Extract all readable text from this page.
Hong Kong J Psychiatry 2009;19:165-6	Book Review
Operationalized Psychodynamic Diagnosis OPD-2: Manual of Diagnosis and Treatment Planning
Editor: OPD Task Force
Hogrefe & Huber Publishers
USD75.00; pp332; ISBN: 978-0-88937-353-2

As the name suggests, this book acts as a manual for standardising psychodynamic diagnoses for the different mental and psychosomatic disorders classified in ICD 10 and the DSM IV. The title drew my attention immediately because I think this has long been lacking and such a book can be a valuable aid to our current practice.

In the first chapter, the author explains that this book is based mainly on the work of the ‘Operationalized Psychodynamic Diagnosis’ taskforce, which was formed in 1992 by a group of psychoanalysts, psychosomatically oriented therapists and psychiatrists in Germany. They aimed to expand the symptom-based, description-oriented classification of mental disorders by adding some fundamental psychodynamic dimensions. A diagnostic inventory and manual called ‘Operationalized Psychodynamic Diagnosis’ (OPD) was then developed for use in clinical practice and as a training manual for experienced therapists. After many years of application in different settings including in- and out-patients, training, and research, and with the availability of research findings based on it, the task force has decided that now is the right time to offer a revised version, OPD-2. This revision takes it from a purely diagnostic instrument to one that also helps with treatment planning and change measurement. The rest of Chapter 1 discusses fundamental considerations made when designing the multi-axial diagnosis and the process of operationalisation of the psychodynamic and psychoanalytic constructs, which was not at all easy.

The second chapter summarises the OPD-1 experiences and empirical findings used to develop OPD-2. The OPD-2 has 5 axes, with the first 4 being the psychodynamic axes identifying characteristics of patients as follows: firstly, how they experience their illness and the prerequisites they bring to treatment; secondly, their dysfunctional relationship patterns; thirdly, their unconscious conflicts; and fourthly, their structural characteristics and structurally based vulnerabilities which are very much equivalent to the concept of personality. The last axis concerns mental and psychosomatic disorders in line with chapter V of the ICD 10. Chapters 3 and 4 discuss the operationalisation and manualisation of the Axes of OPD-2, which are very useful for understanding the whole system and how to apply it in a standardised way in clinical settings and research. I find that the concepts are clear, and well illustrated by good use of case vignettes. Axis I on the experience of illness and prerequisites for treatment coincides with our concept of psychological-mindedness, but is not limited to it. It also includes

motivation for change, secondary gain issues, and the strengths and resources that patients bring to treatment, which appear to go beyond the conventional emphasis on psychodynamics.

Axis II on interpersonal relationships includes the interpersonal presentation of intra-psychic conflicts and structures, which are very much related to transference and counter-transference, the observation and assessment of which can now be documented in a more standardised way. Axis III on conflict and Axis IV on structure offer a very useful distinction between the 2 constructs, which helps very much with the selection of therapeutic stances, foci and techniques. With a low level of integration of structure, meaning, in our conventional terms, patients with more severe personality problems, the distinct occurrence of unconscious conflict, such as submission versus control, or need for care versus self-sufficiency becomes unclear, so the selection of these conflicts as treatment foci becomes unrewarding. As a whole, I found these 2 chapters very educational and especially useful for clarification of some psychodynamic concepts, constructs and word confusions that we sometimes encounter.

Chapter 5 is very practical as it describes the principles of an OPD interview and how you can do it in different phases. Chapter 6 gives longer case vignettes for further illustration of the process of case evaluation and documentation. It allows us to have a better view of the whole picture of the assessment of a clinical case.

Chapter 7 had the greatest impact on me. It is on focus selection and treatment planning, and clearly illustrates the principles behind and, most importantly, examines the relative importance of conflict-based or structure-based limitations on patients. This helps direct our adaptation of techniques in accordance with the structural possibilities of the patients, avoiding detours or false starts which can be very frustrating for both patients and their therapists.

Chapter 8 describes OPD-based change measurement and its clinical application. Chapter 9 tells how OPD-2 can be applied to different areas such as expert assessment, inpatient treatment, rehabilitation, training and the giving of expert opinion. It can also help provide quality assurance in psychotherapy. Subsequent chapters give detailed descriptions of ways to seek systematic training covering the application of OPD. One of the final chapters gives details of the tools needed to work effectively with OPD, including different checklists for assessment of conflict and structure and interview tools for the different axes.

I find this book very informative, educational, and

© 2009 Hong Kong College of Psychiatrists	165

....

> [Task brief]
In the records, which lines use the word "Diagnosis"? Report them.

> [Exercise answer]
Operationalized Psychodynamic Diagnosis OPD-2: Manual of Diagnosis and Treatment Planning
In the first chapter, the author explains that this book is based mainly on the work of the ‘Operationalized Psychodynamic Diagnosis’ taskforce, which was formed in 1992 by a group of psychoanalysts, psychosomatically oriented therapists and psychiatrists in Germany. They aimed to expand the symptom-based, description-oriented classification of mental disorders by adding some fundamental psychodynamic dimensions. A diagnostic inventory and manual called ‘Operationalized Psychodynamic Diagnosis’ (OPD) was then developed for use in clinical practice and as a training manual for experienced therapists. After many years of application in different settings including in- and out-patients, training, and research, and with the availability of research findings based on it, the task force has decided that now is the right time to offer a revised version, OPD-2. This revision takes it from a purely diagnostic instrument to one that also helps with treatment planning and change measurement. The rest of Chapter 1 discusses fundamental considerations made when designing the multi-axial diagnosis and the process of operationalisation of the psychodynamic and psychoanalytic constructs, which was not at all easy.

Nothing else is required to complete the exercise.